What the task requires =>
Copy every line of the data that contains the string "JSON".

Records shown =>
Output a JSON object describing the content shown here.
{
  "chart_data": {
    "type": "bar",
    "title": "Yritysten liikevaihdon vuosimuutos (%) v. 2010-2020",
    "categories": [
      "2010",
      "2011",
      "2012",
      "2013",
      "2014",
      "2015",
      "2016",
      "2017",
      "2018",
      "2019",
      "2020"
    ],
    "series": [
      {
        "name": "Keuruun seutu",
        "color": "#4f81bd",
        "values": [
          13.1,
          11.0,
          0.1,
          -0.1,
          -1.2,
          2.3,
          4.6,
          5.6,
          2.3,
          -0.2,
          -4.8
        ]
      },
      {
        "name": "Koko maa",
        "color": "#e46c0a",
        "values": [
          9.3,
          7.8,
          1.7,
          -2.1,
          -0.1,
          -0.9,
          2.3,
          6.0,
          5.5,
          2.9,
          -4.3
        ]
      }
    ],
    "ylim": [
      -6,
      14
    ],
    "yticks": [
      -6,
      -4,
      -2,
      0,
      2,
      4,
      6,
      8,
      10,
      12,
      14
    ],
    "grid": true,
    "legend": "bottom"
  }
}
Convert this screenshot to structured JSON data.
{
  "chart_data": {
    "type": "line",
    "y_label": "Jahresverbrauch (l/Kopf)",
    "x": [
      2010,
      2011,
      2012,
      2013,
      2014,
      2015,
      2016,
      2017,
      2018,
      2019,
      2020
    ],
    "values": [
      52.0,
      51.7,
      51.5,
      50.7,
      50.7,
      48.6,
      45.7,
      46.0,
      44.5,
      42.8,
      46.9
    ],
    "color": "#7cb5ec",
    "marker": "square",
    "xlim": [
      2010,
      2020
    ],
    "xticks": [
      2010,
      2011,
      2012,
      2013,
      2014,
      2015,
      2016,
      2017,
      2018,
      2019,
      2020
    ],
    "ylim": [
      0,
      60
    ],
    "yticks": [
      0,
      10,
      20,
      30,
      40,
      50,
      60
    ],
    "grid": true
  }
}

Task response =>
Output a JSON object describing the content shown here.
Convert this screenshot to structured JSON data.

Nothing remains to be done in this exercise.